Text shown –
*****
John Locke states that God puts us into a world in which the challenges of life, including evil, exist because God is good.  If God had placed us in an antiseptic and anesthetic world without pain, if God were to hand us all we need and preserve us from any dire consequences of our own choices, then we would lack all incentive to cultivate our mind and talent.  We would, so to speak, live like pigs and just contentedly wallow in the muck.  Without pain and suffering, in other words, mankind “would be a very idle, inactive creature, and pass his time only in a lazy lethargic dream.” 

Socrates made a similar point in Plato’s Symposium.  Since only the gods are wise and have everything they need, we humans are necessarily erotic and needy creatures, longing for wisdom and plenty.  And because we lack perfection, we must, therefore, strive for it.  Thus, philosophers both ancient and modern have understood that suffering is part of the price we pay for freedom and as a goad to human excellence.
 
In fact, wealthy societies tend to be at grave risk of becoming soft, of degenerating because things are too easy.  In this respect, soft times are hard times.  This is not to romanticize evil as really something intrinsically good, or to become positively giddy about human suffering and pain.  But it is to put evil into a coherent metaphysical context.  And because suffering and evil can never be abolished, this helps to mitigate and curb, to confine evil and suffering to more bearable proportions. 

2.     The Evidential Problem of Evil 

While Plantinga’s Free Will Defense may withstand logical arguments about the incompatibility of belief in God and evil, others argue that belief in God is implausible given the facts of evil.  Here the challenge is to square belief in a good God with the evidence of evil in the world and history.  It may be logically possible for God to exist, but is it plausible given the actual state of affairs as we know it?
*****
Work to complete – Name the work in which, according to the text on the problem of evil, Socrates made a point similar to John Locke's.
*****
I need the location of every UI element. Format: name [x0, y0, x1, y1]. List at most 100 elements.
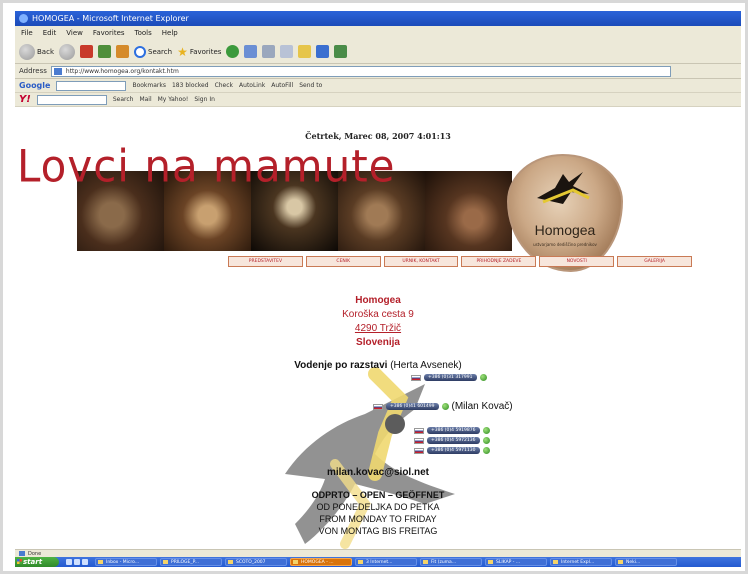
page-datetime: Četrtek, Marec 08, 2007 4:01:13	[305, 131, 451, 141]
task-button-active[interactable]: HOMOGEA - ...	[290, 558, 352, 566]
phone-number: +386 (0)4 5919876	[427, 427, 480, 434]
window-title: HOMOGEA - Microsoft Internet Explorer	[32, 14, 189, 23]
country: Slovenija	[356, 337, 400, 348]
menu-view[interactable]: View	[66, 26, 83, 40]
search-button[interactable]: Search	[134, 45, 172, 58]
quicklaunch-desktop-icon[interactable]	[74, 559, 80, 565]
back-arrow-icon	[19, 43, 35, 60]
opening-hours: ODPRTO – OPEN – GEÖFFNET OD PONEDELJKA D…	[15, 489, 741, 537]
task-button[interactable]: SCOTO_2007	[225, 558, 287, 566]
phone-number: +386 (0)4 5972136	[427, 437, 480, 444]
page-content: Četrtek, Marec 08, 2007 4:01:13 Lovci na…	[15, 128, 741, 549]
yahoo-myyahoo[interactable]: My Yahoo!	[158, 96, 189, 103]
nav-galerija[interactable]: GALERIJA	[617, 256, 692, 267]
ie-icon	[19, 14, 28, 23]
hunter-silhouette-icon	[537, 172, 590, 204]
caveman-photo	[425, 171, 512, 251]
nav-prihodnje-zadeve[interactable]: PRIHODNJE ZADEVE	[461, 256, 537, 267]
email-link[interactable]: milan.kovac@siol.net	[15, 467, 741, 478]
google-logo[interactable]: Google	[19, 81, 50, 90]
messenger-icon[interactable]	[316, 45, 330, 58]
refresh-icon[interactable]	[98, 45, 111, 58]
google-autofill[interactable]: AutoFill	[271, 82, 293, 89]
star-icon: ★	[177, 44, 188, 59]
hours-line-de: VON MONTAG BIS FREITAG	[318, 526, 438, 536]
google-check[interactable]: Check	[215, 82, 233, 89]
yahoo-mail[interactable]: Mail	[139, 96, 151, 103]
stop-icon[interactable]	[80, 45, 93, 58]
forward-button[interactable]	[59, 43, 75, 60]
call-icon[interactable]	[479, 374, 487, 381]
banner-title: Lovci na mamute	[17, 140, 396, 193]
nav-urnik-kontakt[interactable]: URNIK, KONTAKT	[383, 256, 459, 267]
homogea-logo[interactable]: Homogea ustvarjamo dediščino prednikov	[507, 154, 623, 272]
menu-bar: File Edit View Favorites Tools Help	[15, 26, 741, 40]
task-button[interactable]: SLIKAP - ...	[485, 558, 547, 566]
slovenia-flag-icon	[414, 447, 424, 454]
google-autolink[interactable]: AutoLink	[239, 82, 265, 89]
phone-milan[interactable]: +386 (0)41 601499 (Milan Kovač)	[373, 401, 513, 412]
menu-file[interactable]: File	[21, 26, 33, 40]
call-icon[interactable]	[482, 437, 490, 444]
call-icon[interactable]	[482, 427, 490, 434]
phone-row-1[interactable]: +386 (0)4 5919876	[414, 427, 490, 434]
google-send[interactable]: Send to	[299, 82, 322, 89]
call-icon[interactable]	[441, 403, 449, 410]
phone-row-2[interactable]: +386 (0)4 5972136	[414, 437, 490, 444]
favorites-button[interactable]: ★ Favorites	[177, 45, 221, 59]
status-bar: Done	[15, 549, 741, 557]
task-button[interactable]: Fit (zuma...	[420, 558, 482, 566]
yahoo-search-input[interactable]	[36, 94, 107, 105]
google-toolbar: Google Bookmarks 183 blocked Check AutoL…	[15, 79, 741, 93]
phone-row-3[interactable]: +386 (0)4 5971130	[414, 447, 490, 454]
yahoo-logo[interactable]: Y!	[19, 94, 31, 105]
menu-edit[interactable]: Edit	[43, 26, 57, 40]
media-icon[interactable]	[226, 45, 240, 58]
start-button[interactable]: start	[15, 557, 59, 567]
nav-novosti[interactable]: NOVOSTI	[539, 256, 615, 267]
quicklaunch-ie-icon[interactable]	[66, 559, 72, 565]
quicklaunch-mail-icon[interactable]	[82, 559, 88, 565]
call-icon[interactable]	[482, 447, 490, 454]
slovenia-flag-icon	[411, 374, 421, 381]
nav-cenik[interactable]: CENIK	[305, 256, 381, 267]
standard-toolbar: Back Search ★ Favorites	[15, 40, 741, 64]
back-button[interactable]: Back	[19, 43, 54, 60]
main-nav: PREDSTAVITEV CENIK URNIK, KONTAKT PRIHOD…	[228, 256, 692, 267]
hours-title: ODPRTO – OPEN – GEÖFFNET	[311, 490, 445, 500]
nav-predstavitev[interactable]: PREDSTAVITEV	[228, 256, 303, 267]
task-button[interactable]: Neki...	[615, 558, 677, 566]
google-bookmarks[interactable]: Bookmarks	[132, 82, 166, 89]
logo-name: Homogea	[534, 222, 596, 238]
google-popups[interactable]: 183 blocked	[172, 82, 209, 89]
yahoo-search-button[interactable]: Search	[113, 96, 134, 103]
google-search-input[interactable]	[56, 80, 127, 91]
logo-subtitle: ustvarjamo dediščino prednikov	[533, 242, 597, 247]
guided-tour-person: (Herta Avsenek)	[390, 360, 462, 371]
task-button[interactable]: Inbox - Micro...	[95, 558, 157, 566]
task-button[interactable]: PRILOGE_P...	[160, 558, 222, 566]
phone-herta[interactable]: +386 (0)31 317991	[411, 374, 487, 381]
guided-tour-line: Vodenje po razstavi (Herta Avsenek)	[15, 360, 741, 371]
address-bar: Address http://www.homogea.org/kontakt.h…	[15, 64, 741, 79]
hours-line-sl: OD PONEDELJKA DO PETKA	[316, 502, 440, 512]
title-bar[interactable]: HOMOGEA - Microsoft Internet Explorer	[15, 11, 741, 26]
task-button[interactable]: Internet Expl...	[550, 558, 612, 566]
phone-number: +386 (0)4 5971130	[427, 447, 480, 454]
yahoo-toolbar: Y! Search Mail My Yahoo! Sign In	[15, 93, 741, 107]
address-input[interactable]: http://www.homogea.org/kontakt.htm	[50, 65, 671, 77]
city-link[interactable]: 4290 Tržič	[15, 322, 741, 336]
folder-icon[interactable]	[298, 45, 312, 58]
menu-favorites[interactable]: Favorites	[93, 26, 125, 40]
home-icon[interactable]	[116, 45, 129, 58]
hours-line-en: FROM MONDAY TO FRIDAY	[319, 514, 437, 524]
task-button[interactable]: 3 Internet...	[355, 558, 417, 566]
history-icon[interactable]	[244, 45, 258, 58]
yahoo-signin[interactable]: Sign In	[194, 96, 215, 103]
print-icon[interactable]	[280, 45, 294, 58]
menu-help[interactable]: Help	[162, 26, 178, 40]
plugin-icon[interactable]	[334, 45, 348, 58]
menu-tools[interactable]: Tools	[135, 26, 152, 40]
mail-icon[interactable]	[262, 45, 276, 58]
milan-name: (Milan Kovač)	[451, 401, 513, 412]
*****
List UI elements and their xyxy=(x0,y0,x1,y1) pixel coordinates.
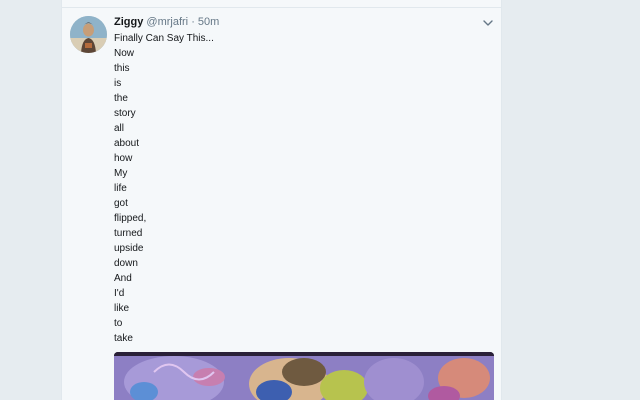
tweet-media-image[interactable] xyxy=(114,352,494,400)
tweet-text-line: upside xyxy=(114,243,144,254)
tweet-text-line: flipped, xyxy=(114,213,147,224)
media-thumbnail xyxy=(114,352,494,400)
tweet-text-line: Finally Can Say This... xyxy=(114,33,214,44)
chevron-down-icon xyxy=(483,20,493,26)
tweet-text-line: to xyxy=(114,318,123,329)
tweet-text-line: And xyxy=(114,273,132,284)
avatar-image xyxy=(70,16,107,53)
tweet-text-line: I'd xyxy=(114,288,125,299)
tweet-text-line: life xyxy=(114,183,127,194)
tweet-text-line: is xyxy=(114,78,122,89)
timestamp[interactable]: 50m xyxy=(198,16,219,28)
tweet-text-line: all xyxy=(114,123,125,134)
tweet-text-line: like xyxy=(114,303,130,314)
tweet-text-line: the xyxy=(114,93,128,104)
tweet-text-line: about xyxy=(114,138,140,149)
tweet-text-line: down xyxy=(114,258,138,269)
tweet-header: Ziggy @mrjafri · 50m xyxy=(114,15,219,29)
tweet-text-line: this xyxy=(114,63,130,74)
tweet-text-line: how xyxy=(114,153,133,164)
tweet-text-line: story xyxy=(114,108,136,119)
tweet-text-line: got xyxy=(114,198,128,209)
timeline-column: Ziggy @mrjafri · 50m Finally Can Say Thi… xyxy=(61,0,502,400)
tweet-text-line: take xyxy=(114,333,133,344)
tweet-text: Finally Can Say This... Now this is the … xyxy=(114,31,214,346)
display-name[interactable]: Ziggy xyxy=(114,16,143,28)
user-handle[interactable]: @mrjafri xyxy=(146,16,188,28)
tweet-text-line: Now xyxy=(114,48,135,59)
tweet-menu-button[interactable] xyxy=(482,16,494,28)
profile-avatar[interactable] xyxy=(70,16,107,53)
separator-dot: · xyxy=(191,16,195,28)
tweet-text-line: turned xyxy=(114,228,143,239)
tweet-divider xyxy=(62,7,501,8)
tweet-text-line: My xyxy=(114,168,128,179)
*****
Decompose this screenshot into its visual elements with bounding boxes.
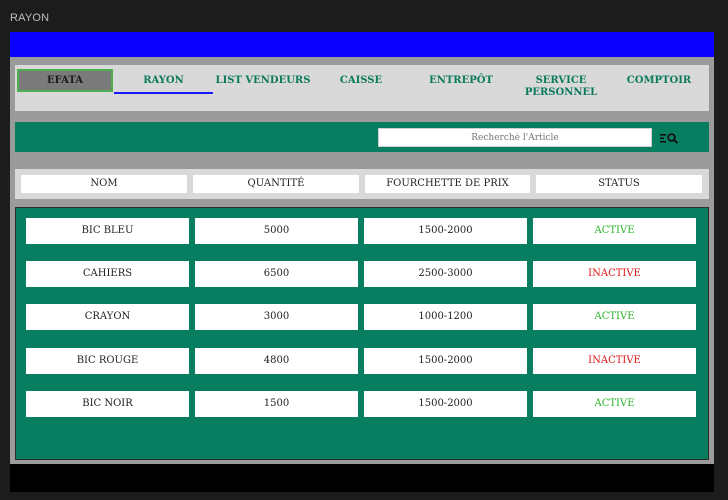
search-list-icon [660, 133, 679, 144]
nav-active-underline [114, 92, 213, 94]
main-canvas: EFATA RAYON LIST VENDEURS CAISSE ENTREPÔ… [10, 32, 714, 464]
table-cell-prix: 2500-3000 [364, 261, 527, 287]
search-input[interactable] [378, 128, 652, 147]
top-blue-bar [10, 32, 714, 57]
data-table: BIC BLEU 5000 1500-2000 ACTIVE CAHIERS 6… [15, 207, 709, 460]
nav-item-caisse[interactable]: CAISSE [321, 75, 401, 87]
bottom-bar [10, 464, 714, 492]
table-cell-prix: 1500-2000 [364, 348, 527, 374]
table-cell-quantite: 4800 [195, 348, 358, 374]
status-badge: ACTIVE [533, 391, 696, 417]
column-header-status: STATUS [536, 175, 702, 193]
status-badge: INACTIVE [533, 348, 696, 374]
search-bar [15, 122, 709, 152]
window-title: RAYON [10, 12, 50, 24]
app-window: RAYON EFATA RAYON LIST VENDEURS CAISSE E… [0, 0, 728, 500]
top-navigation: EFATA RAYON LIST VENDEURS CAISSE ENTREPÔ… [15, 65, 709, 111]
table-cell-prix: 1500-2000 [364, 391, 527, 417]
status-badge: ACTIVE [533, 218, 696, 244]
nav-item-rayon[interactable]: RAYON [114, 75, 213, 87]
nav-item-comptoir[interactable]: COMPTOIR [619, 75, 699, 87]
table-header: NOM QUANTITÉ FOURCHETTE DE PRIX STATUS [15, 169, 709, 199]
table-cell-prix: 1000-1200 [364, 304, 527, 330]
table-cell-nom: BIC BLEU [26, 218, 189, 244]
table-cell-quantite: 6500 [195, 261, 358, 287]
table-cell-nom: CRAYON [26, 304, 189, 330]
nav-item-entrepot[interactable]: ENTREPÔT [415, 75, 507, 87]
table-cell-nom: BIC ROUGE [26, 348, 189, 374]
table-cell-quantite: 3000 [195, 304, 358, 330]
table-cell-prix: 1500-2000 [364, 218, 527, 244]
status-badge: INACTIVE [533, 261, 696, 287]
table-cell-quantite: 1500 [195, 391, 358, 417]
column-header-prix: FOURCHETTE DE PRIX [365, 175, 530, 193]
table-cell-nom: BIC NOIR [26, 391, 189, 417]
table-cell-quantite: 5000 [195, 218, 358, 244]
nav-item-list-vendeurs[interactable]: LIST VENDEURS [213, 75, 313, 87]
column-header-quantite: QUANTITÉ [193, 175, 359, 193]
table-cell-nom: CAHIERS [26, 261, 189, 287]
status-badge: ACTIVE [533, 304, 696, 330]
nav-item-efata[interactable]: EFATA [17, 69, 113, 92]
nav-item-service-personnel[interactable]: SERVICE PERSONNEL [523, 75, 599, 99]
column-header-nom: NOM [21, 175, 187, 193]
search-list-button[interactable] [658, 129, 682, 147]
*****
Written reply – Plato's Symposium.